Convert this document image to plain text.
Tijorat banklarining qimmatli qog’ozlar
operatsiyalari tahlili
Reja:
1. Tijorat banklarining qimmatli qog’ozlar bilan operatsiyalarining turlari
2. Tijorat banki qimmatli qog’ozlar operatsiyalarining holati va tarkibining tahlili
·····
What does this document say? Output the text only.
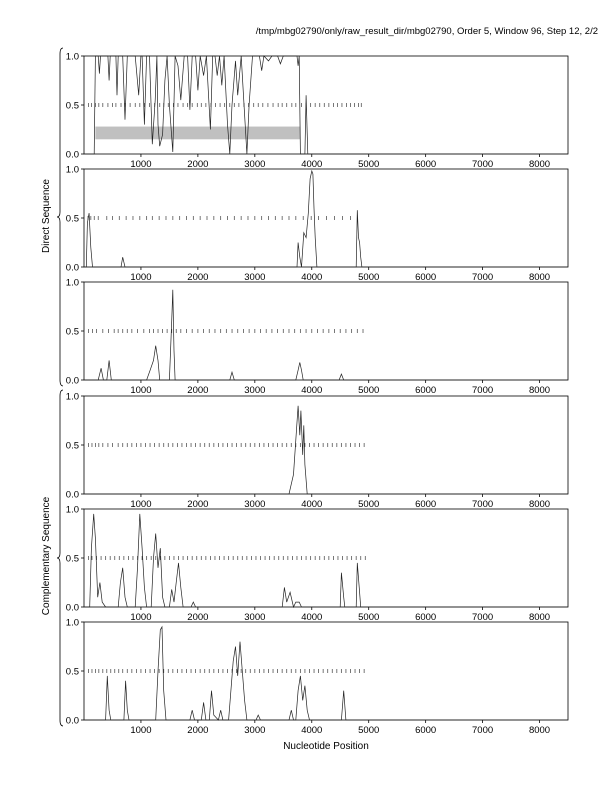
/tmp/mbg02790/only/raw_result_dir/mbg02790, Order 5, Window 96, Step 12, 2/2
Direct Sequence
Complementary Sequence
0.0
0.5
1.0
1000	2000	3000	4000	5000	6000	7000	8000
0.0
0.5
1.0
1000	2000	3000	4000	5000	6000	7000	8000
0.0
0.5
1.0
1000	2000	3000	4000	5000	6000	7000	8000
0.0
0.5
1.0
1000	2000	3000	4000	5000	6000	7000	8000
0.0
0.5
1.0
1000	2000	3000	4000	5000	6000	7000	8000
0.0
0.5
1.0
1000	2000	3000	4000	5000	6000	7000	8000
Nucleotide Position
·····
TO BE DONE:
In the entries above, count each line with "operatsiyalarining"; reply with the total only.

ANSWER:
2